[Task]: Determine the number of lines in these entries that hold the word "Rémy". Give the number and nothing more.

---- Supplied data

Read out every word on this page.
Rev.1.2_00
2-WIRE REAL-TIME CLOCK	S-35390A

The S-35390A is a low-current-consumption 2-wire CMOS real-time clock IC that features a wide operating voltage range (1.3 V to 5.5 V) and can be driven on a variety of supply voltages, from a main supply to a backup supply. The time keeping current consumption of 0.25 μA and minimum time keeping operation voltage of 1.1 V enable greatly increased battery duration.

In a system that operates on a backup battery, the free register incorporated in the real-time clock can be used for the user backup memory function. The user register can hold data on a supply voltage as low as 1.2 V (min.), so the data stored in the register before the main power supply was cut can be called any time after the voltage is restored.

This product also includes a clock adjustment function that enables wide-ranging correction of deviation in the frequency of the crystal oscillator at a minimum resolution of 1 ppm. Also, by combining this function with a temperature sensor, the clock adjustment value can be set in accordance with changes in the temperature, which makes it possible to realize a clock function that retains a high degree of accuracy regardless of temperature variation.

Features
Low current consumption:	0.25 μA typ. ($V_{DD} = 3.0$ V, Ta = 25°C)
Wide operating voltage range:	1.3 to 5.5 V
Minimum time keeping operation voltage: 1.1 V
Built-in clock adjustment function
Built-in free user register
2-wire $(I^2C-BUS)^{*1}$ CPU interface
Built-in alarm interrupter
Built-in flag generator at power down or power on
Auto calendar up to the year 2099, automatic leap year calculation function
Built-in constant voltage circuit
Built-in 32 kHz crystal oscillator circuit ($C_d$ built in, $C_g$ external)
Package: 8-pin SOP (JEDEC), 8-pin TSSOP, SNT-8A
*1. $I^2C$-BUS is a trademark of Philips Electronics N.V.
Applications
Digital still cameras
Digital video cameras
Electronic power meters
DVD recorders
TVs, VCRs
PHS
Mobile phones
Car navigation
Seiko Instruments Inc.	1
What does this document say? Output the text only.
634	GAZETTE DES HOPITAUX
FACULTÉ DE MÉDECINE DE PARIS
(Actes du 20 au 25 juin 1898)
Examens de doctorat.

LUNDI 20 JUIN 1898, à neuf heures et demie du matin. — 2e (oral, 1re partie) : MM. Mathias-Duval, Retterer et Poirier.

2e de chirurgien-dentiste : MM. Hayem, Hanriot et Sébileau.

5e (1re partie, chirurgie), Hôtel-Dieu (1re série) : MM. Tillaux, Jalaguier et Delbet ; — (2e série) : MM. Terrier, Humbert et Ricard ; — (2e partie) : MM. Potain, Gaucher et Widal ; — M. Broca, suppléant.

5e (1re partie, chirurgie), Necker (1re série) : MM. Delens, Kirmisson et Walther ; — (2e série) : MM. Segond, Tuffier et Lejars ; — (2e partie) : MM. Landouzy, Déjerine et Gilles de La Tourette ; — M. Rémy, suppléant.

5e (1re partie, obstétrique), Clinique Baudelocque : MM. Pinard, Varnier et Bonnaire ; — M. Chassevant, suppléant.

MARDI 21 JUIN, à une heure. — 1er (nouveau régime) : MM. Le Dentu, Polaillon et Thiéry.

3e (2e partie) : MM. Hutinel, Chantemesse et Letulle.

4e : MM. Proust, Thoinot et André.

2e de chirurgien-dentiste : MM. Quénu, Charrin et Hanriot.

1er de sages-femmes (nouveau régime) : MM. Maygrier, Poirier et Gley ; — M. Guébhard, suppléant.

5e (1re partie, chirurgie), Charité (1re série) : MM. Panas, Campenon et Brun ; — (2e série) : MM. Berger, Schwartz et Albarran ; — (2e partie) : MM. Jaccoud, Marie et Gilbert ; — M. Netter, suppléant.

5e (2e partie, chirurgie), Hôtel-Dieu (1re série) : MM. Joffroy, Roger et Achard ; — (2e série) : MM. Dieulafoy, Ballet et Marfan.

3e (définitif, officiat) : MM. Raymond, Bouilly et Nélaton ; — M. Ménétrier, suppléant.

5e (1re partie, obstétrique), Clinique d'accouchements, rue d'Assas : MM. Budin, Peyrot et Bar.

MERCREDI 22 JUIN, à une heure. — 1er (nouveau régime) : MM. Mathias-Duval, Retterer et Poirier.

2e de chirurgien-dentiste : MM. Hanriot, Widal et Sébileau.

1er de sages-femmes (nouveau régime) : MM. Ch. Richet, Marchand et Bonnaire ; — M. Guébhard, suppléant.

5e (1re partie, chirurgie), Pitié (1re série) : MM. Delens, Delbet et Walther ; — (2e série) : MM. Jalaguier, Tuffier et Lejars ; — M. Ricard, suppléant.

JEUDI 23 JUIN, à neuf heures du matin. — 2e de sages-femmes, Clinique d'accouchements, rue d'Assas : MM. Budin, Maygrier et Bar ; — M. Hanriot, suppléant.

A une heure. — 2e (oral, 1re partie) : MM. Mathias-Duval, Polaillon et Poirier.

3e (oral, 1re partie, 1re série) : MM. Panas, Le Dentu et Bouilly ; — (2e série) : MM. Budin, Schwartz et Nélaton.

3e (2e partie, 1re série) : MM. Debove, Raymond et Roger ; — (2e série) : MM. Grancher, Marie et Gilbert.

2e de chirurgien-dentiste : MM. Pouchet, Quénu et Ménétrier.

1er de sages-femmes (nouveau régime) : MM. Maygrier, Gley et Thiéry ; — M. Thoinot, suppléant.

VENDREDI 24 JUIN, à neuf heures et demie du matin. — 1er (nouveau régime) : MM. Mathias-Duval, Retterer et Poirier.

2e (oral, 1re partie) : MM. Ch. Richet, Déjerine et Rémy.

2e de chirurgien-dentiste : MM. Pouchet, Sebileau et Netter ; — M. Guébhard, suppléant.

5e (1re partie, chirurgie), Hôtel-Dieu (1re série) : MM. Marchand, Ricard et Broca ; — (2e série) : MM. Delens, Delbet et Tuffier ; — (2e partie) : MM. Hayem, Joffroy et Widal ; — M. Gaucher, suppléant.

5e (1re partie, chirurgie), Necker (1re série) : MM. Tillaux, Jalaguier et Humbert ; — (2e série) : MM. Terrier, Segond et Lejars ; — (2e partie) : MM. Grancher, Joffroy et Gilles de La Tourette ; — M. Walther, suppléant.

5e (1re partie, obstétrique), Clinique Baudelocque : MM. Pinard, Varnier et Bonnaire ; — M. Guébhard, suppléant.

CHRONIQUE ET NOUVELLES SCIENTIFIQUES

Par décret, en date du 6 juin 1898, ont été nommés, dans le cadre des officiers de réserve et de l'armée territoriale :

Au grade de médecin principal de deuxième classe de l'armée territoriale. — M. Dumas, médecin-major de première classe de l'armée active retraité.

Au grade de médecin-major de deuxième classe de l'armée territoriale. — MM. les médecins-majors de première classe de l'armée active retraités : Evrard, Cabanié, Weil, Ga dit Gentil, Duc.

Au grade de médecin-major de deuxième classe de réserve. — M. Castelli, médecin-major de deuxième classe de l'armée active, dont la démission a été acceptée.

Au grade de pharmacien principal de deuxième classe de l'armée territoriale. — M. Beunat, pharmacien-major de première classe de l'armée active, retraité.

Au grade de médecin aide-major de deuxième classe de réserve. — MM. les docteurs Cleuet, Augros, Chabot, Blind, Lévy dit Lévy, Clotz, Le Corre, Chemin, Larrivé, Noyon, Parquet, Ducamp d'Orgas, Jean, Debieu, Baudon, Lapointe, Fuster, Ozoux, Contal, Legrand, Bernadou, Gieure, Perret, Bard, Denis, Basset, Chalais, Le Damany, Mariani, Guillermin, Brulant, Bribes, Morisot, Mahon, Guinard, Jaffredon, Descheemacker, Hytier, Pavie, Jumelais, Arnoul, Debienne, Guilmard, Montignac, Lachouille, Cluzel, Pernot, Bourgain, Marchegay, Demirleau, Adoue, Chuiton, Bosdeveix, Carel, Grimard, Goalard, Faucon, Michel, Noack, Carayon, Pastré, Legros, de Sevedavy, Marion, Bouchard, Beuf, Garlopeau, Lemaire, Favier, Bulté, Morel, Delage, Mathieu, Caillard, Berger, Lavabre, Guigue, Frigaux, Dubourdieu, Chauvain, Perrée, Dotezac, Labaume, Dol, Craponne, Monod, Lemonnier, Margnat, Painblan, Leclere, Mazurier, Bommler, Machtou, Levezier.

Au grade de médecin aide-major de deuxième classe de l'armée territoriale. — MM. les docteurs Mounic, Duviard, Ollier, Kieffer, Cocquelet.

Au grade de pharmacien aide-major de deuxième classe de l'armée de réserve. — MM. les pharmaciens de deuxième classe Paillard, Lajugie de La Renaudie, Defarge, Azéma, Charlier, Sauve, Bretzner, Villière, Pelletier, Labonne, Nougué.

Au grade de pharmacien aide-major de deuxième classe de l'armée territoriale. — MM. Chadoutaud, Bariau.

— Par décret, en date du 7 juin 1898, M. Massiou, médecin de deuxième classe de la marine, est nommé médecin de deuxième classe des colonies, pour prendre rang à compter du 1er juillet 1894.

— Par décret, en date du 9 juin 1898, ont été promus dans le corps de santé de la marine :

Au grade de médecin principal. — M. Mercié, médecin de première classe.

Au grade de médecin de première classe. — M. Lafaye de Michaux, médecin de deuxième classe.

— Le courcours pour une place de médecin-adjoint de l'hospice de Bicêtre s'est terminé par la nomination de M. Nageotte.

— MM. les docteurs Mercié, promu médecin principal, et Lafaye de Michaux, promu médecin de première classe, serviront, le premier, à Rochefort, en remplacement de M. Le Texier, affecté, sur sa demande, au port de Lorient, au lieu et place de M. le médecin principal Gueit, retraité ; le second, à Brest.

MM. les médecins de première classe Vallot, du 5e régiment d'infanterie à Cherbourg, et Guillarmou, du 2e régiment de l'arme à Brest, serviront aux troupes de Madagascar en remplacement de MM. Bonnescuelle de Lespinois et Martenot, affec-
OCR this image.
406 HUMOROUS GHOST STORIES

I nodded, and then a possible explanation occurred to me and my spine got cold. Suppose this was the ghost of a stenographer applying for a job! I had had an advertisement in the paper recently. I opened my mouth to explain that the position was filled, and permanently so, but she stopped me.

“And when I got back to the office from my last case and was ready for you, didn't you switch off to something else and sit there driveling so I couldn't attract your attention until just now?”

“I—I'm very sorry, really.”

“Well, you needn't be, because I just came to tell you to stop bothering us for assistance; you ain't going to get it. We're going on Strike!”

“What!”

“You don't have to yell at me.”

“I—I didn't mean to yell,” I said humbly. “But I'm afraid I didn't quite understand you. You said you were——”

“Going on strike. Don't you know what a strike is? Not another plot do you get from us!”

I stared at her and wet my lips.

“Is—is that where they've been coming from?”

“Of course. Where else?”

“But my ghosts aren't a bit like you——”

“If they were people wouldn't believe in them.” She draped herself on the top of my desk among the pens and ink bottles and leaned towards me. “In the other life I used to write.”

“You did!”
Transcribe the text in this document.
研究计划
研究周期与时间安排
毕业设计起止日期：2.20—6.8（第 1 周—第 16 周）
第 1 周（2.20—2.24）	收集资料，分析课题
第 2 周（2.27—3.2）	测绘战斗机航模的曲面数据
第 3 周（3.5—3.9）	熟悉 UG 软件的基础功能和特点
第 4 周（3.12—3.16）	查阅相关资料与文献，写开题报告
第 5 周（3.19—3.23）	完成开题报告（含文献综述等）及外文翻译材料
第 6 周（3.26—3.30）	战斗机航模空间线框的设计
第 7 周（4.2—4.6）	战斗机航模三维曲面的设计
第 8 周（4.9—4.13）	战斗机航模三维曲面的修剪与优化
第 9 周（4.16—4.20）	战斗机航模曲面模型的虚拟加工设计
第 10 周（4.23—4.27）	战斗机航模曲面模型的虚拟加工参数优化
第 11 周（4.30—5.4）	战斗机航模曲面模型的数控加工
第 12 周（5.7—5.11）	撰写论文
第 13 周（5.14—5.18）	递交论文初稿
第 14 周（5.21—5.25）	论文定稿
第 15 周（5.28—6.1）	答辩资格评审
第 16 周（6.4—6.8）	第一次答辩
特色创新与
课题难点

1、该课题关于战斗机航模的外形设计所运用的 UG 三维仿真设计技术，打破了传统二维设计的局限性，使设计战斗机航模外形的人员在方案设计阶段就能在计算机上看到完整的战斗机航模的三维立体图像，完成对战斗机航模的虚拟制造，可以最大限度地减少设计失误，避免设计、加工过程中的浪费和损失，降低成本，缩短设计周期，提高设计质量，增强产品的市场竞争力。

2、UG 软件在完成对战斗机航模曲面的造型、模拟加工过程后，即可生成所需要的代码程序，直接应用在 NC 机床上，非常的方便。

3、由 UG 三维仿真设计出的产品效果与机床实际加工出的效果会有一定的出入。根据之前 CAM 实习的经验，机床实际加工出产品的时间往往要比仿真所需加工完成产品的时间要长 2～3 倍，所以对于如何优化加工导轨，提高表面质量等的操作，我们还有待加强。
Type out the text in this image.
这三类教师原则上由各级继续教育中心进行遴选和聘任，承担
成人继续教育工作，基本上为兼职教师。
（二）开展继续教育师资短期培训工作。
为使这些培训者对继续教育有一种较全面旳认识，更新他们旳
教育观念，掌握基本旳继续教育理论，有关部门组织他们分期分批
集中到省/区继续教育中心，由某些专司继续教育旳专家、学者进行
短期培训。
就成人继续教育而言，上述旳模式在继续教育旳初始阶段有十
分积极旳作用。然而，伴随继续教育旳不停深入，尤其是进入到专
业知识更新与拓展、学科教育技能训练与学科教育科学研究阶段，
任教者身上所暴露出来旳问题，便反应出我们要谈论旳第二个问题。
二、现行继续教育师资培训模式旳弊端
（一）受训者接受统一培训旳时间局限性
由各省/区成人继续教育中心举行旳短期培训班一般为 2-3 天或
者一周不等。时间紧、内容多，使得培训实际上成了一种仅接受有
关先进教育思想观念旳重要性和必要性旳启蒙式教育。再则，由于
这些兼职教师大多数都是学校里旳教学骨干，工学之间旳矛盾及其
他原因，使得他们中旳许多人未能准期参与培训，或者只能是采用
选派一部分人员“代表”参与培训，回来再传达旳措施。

--------

[Output]: 2